** begin Data records **

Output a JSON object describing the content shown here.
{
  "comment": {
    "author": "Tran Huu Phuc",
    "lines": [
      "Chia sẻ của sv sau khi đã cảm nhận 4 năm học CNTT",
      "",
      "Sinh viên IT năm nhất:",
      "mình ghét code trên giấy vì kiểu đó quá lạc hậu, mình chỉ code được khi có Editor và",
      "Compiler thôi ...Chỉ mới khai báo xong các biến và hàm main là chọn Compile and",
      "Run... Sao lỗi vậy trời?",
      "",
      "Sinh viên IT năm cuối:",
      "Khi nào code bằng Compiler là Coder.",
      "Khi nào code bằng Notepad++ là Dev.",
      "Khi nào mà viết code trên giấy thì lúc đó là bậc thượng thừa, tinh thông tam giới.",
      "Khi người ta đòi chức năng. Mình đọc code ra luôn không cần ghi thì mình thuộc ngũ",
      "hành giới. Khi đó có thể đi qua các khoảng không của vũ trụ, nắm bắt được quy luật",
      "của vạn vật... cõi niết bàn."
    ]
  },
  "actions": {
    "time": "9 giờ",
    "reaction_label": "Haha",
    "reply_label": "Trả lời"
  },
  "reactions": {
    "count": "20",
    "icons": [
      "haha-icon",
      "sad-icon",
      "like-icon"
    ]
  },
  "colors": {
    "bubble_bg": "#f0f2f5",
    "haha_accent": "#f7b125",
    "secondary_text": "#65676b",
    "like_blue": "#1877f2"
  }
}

** end Data records **

**Goal:** From the records above, pull out every line containing the word "code".

**Exercise output:**
      "mình ghét code trên giấy vì kiểu đó quá lạc hậu, mình chỉ code được khi có Editor và",
      "Khi nào code bằng Compiler là Coder.",
      "Khi nào code bằng Notepad++ là Dev.",
      "Khi nào mà viết code trên giấy thì lúc đó là bậc thượng thừa, tinh thông tam giới.",
      "Khi người ta đòi chức năng. Mình đọc code ra luôn không cần ghi thì mình thuộc ngũ",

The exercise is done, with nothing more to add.